Input material start

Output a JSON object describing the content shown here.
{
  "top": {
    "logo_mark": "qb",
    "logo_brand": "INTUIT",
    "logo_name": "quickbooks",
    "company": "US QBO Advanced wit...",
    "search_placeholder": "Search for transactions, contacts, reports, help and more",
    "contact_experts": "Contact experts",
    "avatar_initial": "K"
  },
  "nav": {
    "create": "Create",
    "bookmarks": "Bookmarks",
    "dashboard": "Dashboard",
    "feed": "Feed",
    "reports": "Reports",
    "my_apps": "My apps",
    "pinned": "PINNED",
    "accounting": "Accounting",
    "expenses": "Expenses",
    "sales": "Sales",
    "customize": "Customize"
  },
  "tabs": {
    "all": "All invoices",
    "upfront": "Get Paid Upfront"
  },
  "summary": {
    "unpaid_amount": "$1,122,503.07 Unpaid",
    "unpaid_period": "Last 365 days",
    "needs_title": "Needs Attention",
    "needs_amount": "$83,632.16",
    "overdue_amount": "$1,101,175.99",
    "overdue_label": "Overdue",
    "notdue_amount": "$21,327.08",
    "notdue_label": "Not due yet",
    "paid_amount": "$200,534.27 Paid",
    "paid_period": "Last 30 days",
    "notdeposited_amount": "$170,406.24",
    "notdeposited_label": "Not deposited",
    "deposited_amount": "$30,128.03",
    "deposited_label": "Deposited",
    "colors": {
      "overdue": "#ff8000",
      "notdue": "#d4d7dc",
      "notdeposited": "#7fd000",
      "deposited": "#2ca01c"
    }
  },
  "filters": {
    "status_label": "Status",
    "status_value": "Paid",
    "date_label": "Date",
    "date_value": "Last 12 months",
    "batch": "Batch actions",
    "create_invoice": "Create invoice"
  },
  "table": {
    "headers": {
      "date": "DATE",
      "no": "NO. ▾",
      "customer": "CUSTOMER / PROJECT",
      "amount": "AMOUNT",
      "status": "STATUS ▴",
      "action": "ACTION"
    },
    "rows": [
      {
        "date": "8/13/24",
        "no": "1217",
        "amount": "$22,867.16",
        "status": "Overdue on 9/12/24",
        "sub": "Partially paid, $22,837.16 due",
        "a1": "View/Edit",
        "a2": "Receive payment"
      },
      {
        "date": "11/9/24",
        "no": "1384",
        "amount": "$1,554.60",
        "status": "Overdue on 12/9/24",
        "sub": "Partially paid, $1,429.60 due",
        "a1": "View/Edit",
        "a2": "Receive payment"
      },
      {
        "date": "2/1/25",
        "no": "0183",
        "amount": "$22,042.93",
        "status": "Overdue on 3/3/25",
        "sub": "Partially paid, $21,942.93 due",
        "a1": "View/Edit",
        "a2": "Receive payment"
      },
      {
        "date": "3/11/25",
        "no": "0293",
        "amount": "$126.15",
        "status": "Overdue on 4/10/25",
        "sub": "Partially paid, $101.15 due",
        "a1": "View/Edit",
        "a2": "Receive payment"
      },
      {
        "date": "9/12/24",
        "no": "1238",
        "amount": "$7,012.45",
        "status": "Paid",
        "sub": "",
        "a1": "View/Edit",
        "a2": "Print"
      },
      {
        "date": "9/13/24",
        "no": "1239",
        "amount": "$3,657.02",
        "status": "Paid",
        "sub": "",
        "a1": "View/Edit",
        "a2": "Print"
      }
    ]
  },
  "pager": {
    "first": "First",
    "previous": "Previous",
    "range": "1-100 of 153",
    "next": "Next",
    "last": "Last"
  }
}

Input material end

Write out the entire listing exactly.

◆ Task solution:
Output a JSON object describing the content shown here.
{
  "top": {
    "logo_mark": "qb",
    "logo_brand": "INTUIT",
    "logo_name": "quickbooks",
    "company": "US QBO Advanced wit...",
    "search_placeholder": "Search for transactions, contacts, reports, help and more",
    "contact_experts": "Contact experts",
    "avatar_initial": "K"
  },
  "nav": {
    "create": "Create",
    "bookmarks": "Bookmarks",
    "dashboard": "Dashboard",
    "feed": "Feed",
    "reports": "Reports",
    "my_apps": "My apps",
    "pinned": "PINNED",
    "accounting": "Accounting",
    "expenses": "Expenses",
    "sales": "Sales",
    "customize": "Customize"
  },
  "tabs": {
    "all": "All invoices",
    "upfront": "Get Paid Upfront"
  },
  "summary": {
    "unpaid_amount": "$1,122,503.07 Unpaid",
    "unpaid_period": "Last 365 days",
    "needs_title": "Needs Attention",
    "needs_amount": "$83,632.16",
    "overdue_amount": "$1,101,175.99",
    "overdue_label": "Overdue",
    "notdue_amount": "$21,327.08",
    "notdue_label": "Not due yet",
    "paid_amount": "$200,534.27 Paid",
    "paid_period": "Last 30 days",
    "notdeposited_amount": "$170,406.24",
    "notdeposited_label": "Not deposited",
    "deposited_amount": "$30,128.03",
    "deposited_label": "Deposited",
    "colors": {
      "overdue": "#ff8000",
      "notdue": "#d4d7dc",
      "notdeposited": "#7fd000",
      "deposited": "#2ca01c"
    }
  },
  "filters": {
    "status_label": "Status",
    "status_value": "Paid",
    "date_label": "Date",
    "date_value": "Last 12 months",
    "batch": "Batch actions",
    "create_invoice": "Create invoice"
  },
  "table": {
    "headers": {
      "date": "DATE",
      "no": "NO. ▾",
      "customer": "CUSTOMER / PROJECT",
      "amount": "AMOUNT",
      "status": "STATUS ▴",
      "action": "ACTION"
    },
    "rows": [
      {
        "date": "8/13/24",
        "no": "1217",
        "amount": "$22,867.16",
        "status": "Overdue on 9/12/24",
        "sub": "Partially paid, $22,837.16 due",
        "a1": "View/Edit",
        "a2": "Receive payment"
      },
      {
        "date": "11/9/24",
        "no": "1384",
        "amount": "$1,554.60",
        "status": "Overdue on 12/9/24",
        "sub": "Partially paid, $1,429.60 due",
        "a1": "View/Edit",
        "a2": "Receive payment"
      },
      {
        "date": "2/1/25",
        "no": "0183",
        "amount": "$22,042.93",
        "status": "Overdue on 3/3/25",
        "sub": "Partially paid, $21,942.93 due",
        "a1": "View/Edit",
        "a2": "Receive payment"
      },
      {
        "date": "3/11/25",
        "no": "0293",
        "amount": "$126.15",
        "status": "Overdue on 4/10/25",
        "sub": "Partially paid, $101.15 due",
        "a1": "View/Edit",
        "a2": "Receive payment"
      },
      {
        "date": "9/12/24",
        "no": "1238",
        "amount": "$7,012.45",
        "status": "Paid",
        "sub": "",
        "a1": "View/Edit",
        "a2": "Print"
      },
      {
        "date": "9/13/24",
        "no": "1239",
        "amount": "$3,657.02",
        "status": "Paid",
        "sub": "",
        "a1": "View/Edit",
        "a2": "Print"
      }
    ]
  },
  "pager": {
    "first": "First",
    "previous": "Previous",
    "range": "1-100 of 153",
    "next": "Next",
    "last": "Last"
  }
}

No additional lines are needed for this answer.